Task objective:
Please copy out the listing below word for word, from the line with "data-point <box>390 319 399 328</box>" to the line with "data-point <box>275 336 284 345</box>", including both of those lines.

— start Source material —

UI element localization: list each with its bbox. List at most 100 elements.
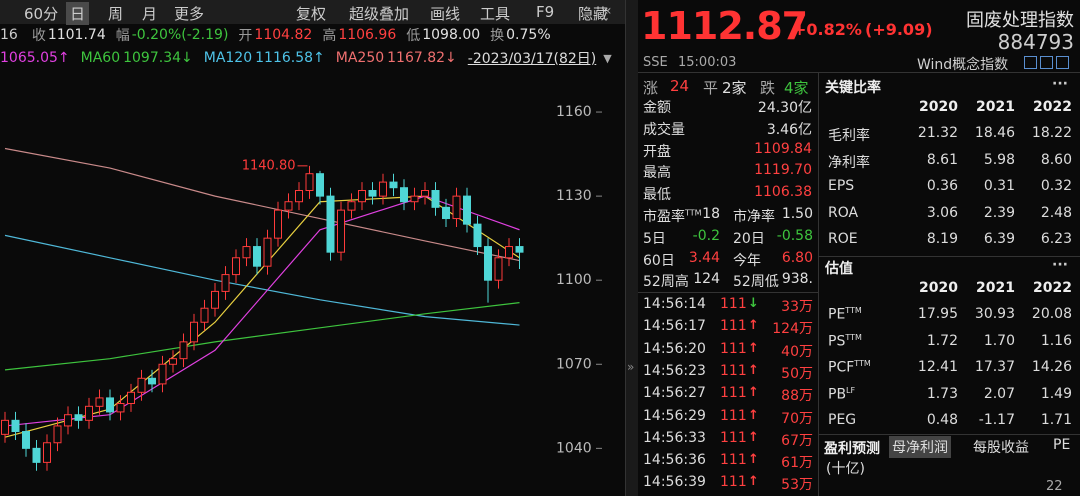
quote-value: 0.75% [506, 27, 551, 43]
candle-body [358, 190, 366, 203]
pair-label: 市净率 [733, 206, 775, 226]
year-header: 2020 [919, 99, 958, 115]
row-label-text: EPS [828, 178, 855, 194]
period-tab[interactable]: 更多 [174, 5, 205, 23]
quote-value: 1106.96 [338, 27, 397, 43]
trade-arrow: ↑ [748, 362, 759, 378]
tool-button[interactable]: 隐藏 [578, 5, 609, 23]
more-icon[interactable]: ··· [1052, 257, 1068, 273]
tool-button[interactable]: 复权 [296, 5, 327, 23]
candle-body [95, 397, 104, 407]
cell: 1.72 [926, 332, 958, 349]
forecast-tab[interactable]: PE [1053, 437, 1071, 453]
forecast-unit: (十亿) [826, 461, 865, 477]
tool-button[interactable]: 画线 [430, 5, 461, 23]
change-pct: +0.82% [793, 20, 862, 39]
quote-value: 1101.74 [47, 27, 106, 43]
quote-label: 收 [31, 28, 46, 44]
row-label: 净利率 [828, 152, 870, 172]
divider-valuation [819, 434, 1080, 435]
row-label-sup: TTM [845, 306, 862, 315]
trade-price: 111 [720, 362, 747, 379]
cell: 17.95 [917, 306, 958, 322]
candle-body [137, 377, 146, 393]
pair-label-text: 5日 [643, 230, 666, 247]
pair-label-text: 今年 [733, 252, 761, 269]
peak-label: 1140.80 [242, 158, 296, 173]
cell: 30.93 [974, 306, 1015, 322]
dropdown-icon: ▼ [603, 51, 612, 65]
trade-time: 14:56:20 [643, 340, 706, 357]
candle-body [295, 190, 303, 203]
candle-body [452, 195, 461, 220]
separator-strip [625, 0, 638, 496]
candle-body [11, 419, 20, 433]
pair-label: 5日 [643, 228, 666, 248]
row-label: 毛利率 [828, 125, 870, 145]
stat-value: 1109.84 [754, 140, 812, 157]
trade-time: 14:56:17 [643, 318, 706, 335]
stat-label: 金额 [643, 100, 671, 116]
candle-body [305, 173, 314, 192]
row-label-sup: TTM [845, 332, 862, 342]
stat-label: 成交量 [643, 121, 685, 138]
period-tab[interactable]: 月 [142, 5, 158, 23]
expand-icon[interactable]: » [627, 360, 635, 374]
year-header: 2021 [976, 280, 1015, 296]
candle-body [190, 321, 198, 343]
y-tick-label: 1040 [556, 440, 592, 456]
candle-body [1, 419, 9, 435]
trade-price: 111 [720, 407, 747, 424]
row-label-text: ROE [828, 231, 858, 247]
ma-line [4, 195, 520, 438]
cell: 17.37 [974, 359, 1015, 375]
market: SSE [643, 55, 668, 70]
trade-volume: 40万 [781, 343, 813, 360]
tool-button[interactable]: 工具 [480, 5, 511, 23]
year-header: 2022 [1033, 280, 1072, 296]
candle-body [473, 223, 482, 248]
index-code: 884793 [997, 30, 1074, 54]
cell: 2.48 [1040, 204, 1072, 221]
collapse-icon[interactable]: « [603, 3, 612, 19]
tool-button[interactable]: F9 [536, 3, 555, 21]
index-type: Wind概念指数 [917, 57, 1009, 73]
candle-body [505, 246, 513, 259]
trade-volume: 33万 [781, 299, 813, 315]
forecast-tab[interactable]: 每股收益 [973, 440, 1029, 456]
candle-body [337, 209, 345, 253]
pair-label: 20日 [733, 228, 765, 248]
period-tab[interactable]: 60分 [24, 5, 59, 23]
period-tab[interactable]: 日 [66, 2, 90, 25]
icon[interactable] [1040, 56, 1053, 69]
trade-volume: 53万 [781, 477, 813, 494]
icon[interactable] [1024, 56, 1037, 69]
row-label-sup: TTM [854, 359, 871, 368]
icon[interactable] [1056, 56, 1069, 69]
quote-label: 高 [322, 28, 337, 44]
trade-price: 111 [720, 296, 747, 312]
candle-body [326, 195, 335, 253]
index-icons[interactable] [1024, 56, 1069, 69]
candle-body [232, 257, 240, 276]
candle-body [242, 246, 251, 259]
table-title: 关键比率 [825, 80, 881, 96]
divider-h [638, 72, 1080, 73]
row-label-sup: LF [846, 385, 856, 395]
trade-arrow: ↑ [748, 474, 759, 490]
trade-arrow: ↑ [748, 429, 759, 445]
forecast-tab[interactable]: 母净利润 [889, 436, 951, 458]
candle-body [116, 403, 125, 413]
cell: 6.39 [983, 231, 1015, 247]
trade-volume: 67万 [781, 432, 813, 449]
tool-button[interactable]: 超级叠加 [349, 5, 410, 23]
trade-volume: 61万 [781, 455, 813, 472]
trade-time: 14:56:36 [643, 452, 706, 469]
row-label: PCFTTM [828, 359, 871, 376]
more-icon[interactable]: ··· [1052, 76, 1068, 92]
row-label: PEG [828, 412, 856, 428]
candle-body [127, 391, 135, 405]
period-tab[interactable]: 周 [108, 5, 124, 23]
candle-body [22, 431, 30, 449]
pair-value: 3.44 [688, 249, 720, 266]
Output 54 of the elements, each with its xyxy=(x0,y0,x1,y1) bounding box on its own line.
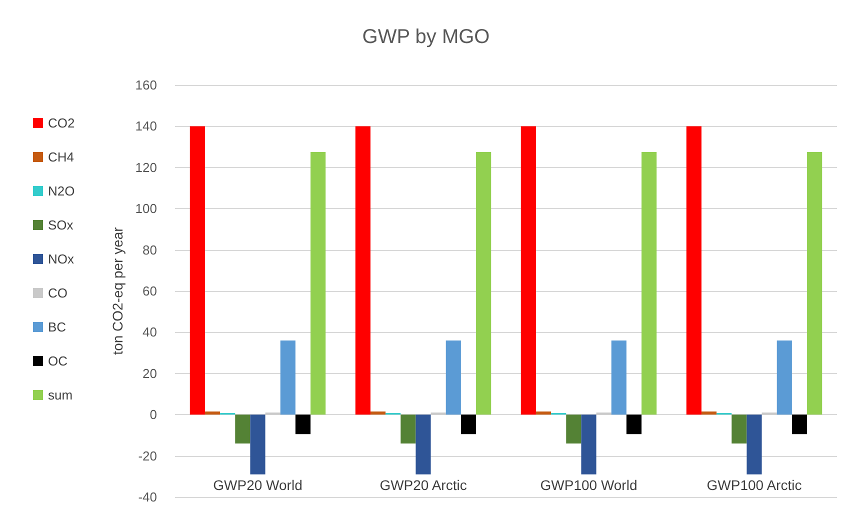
y-tick-label: 100 xyxy=(135,201,157,216)
bar xyxy=(250,414,266,474)
bar xyxy=(280,340,296,415)
legend-label: BC xyxy=(48,320,66,334)
bar xyxy=(476,152,492,415)
y-tick-label: 80 xyxy=(142,242,157,258)
legend-label: N2O xyxy=(48,184,75,198)
x-tick-label: GWP100 World xyxy=(540,477,638,493)
bar xyxy=(446,340,461,415)
legend-label: SOx xyxy=(48,218,74,232)
chart-title: GWP by MGO xyxy=(362,26,490,48)
y-tick-label: -40 xyxy=(138,490,157,504)
bar xyxy=(190,126,205,415)
bar xyxy=(400,414,416,444)
legend-label: NOx xyxy=(48,252,74,266)
y-tick-label: 0 xyxy=(150,407,157,422)
x-tick-label: GWP100 Arctic xyxy=(706,477,802,493)
bar xyxy=(807,152,822,415)
bar xyxy=(370,412,386,415)
y-axis-title: ton CO2-eq per year xyxy=(109,226,126,355)
x-tick-label: GWP20 Arctic xyxy=(380,477,467,493)
y-tick-label: 120 xyxy=(135,160,157,175)
bar xyxy=(642,152,657,415)
legend-label: CO xyxy=(48,286,68,300)
y-tick-label: 60 xyxy=(142,284,157,298)
y-tick-label: 140 xyxy=(135,118,157,134)
legend-label: CO2 xyxy=(48,116,75,130)
bar xyxy=(416,414,431,474)
legend-label: OC xyxy=(48,354,68,368)
bar xyxy=(581,414,596,474)
bar xyxy=(355,126,370,415)
bar xyxy=(686,126,702,415)
bar xyxy=(732,414,747,444)
bar xyxy=(310,152,326,415)
bar xyxy=(295,414,311,434)
bar xyxy=(520,126,536,415)
legend-label: sum xyxy=(48,388,73,402)
bar xyxy=(536,412,552,415)
y-tick-label: 160 xyxy=(135,78,157,92)
y-tick-label: 40 xyxy=(142,324,157,340)
bar xyxy=(792,414,808,434)
bar xyxy=(235,414,250,444)
bar xyxy=(776,340,792,415)
x-tick-label: GWP20 World xyxy=(213,477,302,493)
bar xyxy=(204,412,220,415)
y-tick-label: 20 xyxy=(142,366,157,381)
bar xyxy=(746,414,762,474)
legend-label: CH4 xyxy=(48,150,74,164)
bar xyxy=(626,414,642,434)
bar xyxy=(701,412,717,415)
bar xyxy=(611,340,626,415)
bar xyxy=(566,414,582,444)
y-tick-label: -20 xyxy=(138,448,157,464)
bar xyxy=(460,414,476,434)
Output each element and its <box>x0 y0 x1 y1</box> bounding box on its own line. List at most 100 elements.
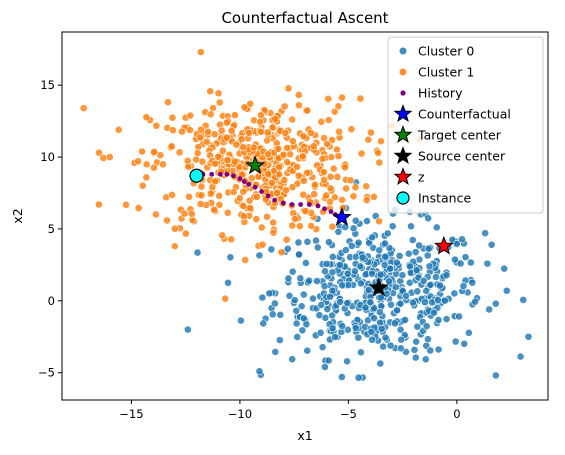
data-point <box>390 319 399 328</box>
data-point <box>313 243 322 252</box>
data-point <box>491 371 500 380</box>
y-tick-label: 5 <box>48 222 55 236</box>
data-point <box>269 228 278 237</box>
data-point <box>303 106 312 115</box>
data-point <box>432 223 441 232</box>
data-point <box>227 126 236 135</box>
data-point <box>393 306 401 315</box>
data-point <box>471 297 480 306</box>
x-tick-label: −5 <box>340 407 357 421</box>
cluster-points <box>79 48 533 382</box>
data-point <box>170 242 179 251</box>
data-point <box>367 128 375 137</box>
data-point <box>114 125 123 134</box>
data-point <box>299 314 308 323</box>
data-point <box>450 289 459 298</box>
data-point <box>168 113 177 122</box>
data-point <box>375 246 384 255</box>
history-point <box>315 203 321 209</box>
x-tick-label: 0 <box>453 407 460 421</box>
history-point <box>252 184 258 190</box>
data-point <box>421 355 430 364</box>
data-point <box>275 336 284 345</box>
data-point <box>338 195 346 204</box>
data-point <box>202 137 211 146</box>
x-tick-label: −10 <box>228 407 252 421</box>
data-point <box>295 222 304 231</box>
history-point <box>246 181 251 187</box>
data-point <box>381 333 390 342</box>
data-point <box>298 326 307 335</box>
data-point <box>300 176 308 185</box>
data-point <box>459 282 468 290</box>
data-point <box>391 283 400 292</box>
data-point <box>257 223 266 232</box>
data-point <box>328 222 337 231</box>
data-point <box>376 293 385 302</box>
data-point <box>324 116 333 124</box>
data-point <box>193 149 202 157</box>
x-axis-ticks: −15 −10 −5 0 <box>119 400 461 421</box>
data-point <box>264 150 273 159</box>
data-point <box>434 316 443 324</box>
data-point <box>468 278 477 287</box>
data-point <box>164 98 172 107</box>
data-point <box>183 325 192 334</box>
history-point <box>224 171 230 177</box>
data-point <box>483 259 492 268</box>
data-point <box>79 104 88 113</box>
data-point <box>283 158 292 166</box>
data-point <box>524 332 533 341</box>
data-point <box>257 128 265 136</box>
data-point <box>317 301 326 309</box>
data-point <box>299 190 308 199</box>
counterfactual-marker <box>331 207 352 226</box>
data-point <box>334 227 343 236</box>
data-point <box>284 274 293 283</box>
data-point <box>258 240 267 249</box>
data-point <box>211 177 220 186</box>
history-point <box>259 189 265 194</box>
legend-swatch <box>393 167 413 186</box>
data-point <box>376 270 385 279</box>
instance-marker <box>189 168 204 183</box>
data-point <box>288 183 297 192</box>
data-point <box>333 172 342 181</box>
data-point <box>375 217 383 226</box>
legend-label: Instance <box>418 191 471 206</box>
data-point <box>218 231 226 240</box>
data-point <box>290 215 299 223</box>
history-point <box>265 193 271 199</box>
legend-swatch <box>393 104 413 123</box>
data-point <box>362 182 371 191</box>
data-point <box>294 90 303 99</box>
data-point <box>303 168 311 177</box>
data-point <box>349 224 358 233</box>
data-point <box>290 296 299 304</box>
data-point <box>232 140 241 149</box>
data-point <box>430 308 438 317</box>
data-point <box>485 305 494 314</box>
data-point <box>347 241 356 250</box>
data-point <box>354 238 363 247</box>
data-point <box>408 236 417 244</box>
data-point <box>326 172 335 181</box>
data-point <box>309 142 318 151</box>
data-point <box>357 149 366 158</box>
legend-label: z <box>418 170 425 185</box>
data-point <box>264 169 272 178</box>
y-tick-label: 15 <box>40 78 55 92</box>
data-point <box>281 129 290 137</box>
data-point <box>309 294 317 303</box>
data-point <box>318 154 327 163</box>
data-point <box>222 133 231 142</box>
data-point <box>167 142 176 151</box>
data-point <box>334 102 343 111</box>
legend-swatch <box>398 46 408 56</box>
data-point <box>142 113 151 122</box>
data-point <box>303 237 312 246</box>
data-point <box>206 110 215 119</box>
data-point <box>210 205 219 214</box>
history-point <box>306 202 312 207</box>
data-point <box>253 192 261 201</box>
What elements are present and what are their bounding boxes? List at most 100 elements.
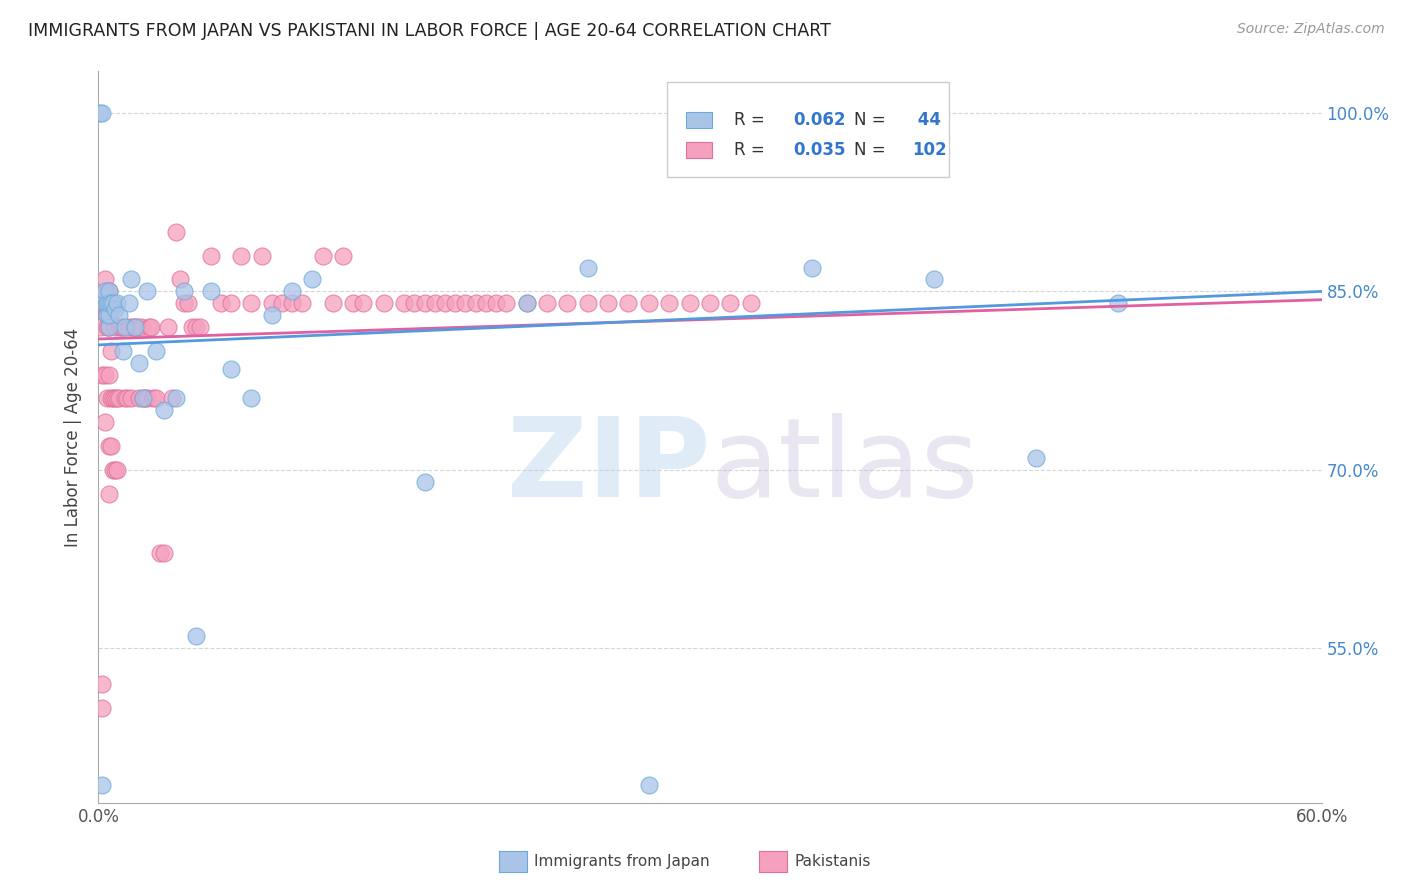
Point	[114, 392, 136, 406]
Point	[312, 249, 335, 263]
Point	[91, 778, 114, 792]
Point	[413, 475, 436, 489]
Point	[89, 296, 111, 310]
Point	[495, 296, 517, 310]
Point	[134, 392, 156, 406]
Text: R =: R =	[734, 141, 770, 159]
Point	[118, 296, 141, 310]
Text: Pakistanis: Pakistanis	[794, 855, 870, 869]
Point	[97, 320, 120, 334]
Point	[128, 392, 150, 406]
Point	[129, 320, 152, 334]
Point	[209, 296, 232, 310]
Text: Source: ZipAtlas.com: Source: ZipAtlas.com	[1237, 22, 1385, 37]
Point	[173, 285, 195, 299]
Point	[145, 392, 167, 406]
Point	[1107, 296, 1129, 310]
Point	[101, 296, 124, 310]
Point	[260, 308, 283, 322]
Point	[122, 320, 145, 334]
Point	[104, 320, 127, 334]
Point	[1025, 450, 1047, 465]
Point	[474, 296, 498, 310]
Point	[181, 320, 204, 334]
FancyBboxPatch shape	[668, 82, 949, 178]
Point	[96, 296, 118, 310]
Point	[110, 320, 132, 334]
Point	[93, 272, 115, 286]
Point	[617, 296, 640, 310]
Point	[114, 320, 136, 334]
Point	[169, 272, 191, 286]
Point	[516, 296, 538, 310]
Point	[100, 343, 122, 358]
Point	[96, 308, 118, 322]
Point	[423, 296, 446, 310]
Point	[240, 392, 263, 406]
Point	[173, 296, 195, 310]
Point	[96, 296, 118, 310]
Point	[97, 285, 120, 299]
Point	[281, 285, 304, 299]
Point	[105, 392, 128, 406]
Point	[101, 463, 124, 477]
Point	[219, 361, 242, 376]
Point	[93, 296, 115, 310]
Point	[373, 296, 395, 310]
Point	[485, 296, 508, 310]
Point	[124, 320, 146, 334]
Point	[250, 249, 273, 263]
Point	[557, 296, 579, 310]
Point	[120, 272, 142, 286]
Point	[104, 392, 127, 406]
Point	[115, 392, 138, 406]
Point	[413, 296, 436, 310]
Point	[576, 260, 599, 275]
Point	[136, 392, 159, 406]
Point	[108, 392, 131, 406]
Text: IMMIGRANTS FROM JAPAN VS PAKISTANI IN LABOR FORCE | AGE 20-64 CORRELATION CHART: IMMIGRANTS FROM JAPAN VS PAKISTANI IN LA…	[28, 22, 831, 40]
Point	[108, 320, 131, 334]
Point	[93, 290, 115, 304]
Point	[89, 106, 111, 120]
Text: Immigrants from Japan: Immigrants from Japan	[534, 855, 710, 869]
Point	[132, 392, 155, 406]
Point	[240, 296, 263, 310]
Point	[118, 320, 141, 334]
Point	[219, 296, 242, 310]
Point	[138, 320, 160, 334]
Point	[96, 285, 118, 299]
Point	[111, 343, 134, 358]
Point	[97, 320, 120, 334]
Point	[97, 486, 120, 500]
Text: N =: N =	[855, 111, 891, 128]
Point	[165, 225, 187, 239]
Point	[186, 629, 208, 643]
Point	[136, 285, 159, 299]
Point	[160, 392, 183, 406]
Point	[132, 392, 155, 406]
Point	[156, 320, 179, 334]
Point	[342, 296, 364, 310]
Point	[142, 392, 165, 406]
Point	[104, 302, 127, 317]
Text: 0.035: 0.035	[793, 141, 845, 159]
Text: 102: 102	[912, 141, 946, 159]
Point	[128, 356, 150, 370]
Point	[322, 296, 344, 310]
Point	[91, 106, 114, 120]
Point	[96, 392, 118, 406]
Point	[801, 260, 824, 275]
Point	[188, 320, 212, 334]
Point	[149, 546, 172, 560]
Point	[638, 778, 661, 792]
Text: atlas: atlas	[710, 413, 979, 520]
Point	[200, 285, 222, 299]
Point	[281, 296, 304, 310]
Point	[105, 296, 128, 310]
Y-axis label: In Labor Force | Age 20-64: In Labor Force | Age 20-64	[65, 327, 83, 547]
Point	[699, 296, 721, 310]
Point	[186, 320, 208, 334]
Point	[120, 392, 142, 406]
Point	[100, 296, 122, 310]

— end Source material —

The response:
data-point <box>390 319 399 328</box>
data-point <box>313 243 322 252</box>
data-point <box>491 371 500 380</box>
y-tick-label: 5 <box>48 222 55 236</box>
data-point <box>269 228 278 237</box>
data-point <box>303 106 312 115</box>
data-point <box>432 223 441 232</box>
data-point <box>227 126 236 135</box>
data-point <box>393 306 401 315</box>
data-point <box>471 297 480 306</box>
x-tick-label: −5 <box>340 407 357 421</box>
cluster-points <box>79 48 533 382</box>
data-point <box>170 242 179 251</box>
data-point <box>367 128 375 137</box>
data-point <box>114 125 123 134</box>
data-point <box>299 314 308 323</box>
data-point <box>450 289 459 298</box>
data-point <box>168 113 177 122</box>
data-point <box>375 246 384 255</box>
history-point <box>315 203 321 209</box>
x-tick-label: 0 <box>453 407 460 421</box>
history-point <box>252 184 258 190</box>
data-point <box>421 355 430 364</box>
data-point <box>275 336 284 345</box>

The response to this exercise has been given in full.